WHAT YOU SHOULD DO: Keep only the lines of the listing that include the word "modified", and copy them.

Stored entries:
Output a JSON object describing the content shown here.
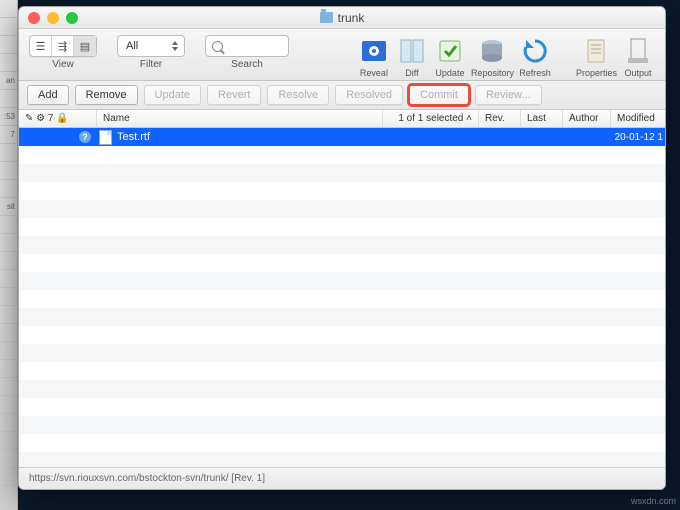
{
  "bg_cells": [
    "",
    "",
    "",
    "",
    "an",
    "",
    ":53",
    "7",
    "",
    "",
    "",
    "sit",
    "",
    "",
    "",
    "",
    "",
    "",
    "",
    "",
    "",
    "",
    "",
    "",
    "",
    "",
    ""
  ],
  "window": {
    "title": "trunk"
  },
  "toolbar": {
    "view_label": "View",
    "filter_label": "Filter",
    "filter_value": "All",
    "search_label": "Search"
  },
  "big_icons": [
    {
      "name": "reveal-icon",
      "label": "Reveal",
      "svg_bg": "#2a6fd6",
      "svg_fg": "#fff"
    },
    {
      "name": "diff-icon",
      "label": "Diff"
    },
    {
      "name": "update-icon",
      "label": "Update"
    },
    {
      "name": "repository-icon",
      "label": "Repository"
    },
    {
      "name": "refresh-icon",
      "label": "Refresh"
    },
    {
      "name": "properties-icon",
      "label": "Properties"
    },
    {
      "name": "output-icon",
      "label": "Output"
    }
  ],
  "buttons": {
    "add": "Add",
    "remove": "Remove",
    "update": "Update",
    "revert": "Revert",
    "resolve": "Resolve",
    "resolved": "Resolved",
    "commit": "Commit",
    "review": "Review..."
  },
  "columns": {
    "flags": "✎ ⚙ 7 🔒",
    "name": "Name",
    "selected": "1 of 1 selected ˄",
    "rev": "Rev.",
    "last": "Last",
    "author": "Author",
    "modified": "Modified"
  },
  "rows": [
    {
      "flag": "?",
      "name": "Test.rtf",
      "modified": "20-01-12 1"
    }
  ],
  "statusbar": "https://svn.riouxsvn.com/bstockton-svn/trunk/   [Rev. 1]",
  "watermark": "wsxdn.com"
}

THE RESPONSE:
    "modified": "Modified"
      "modified": "20-01-12 1"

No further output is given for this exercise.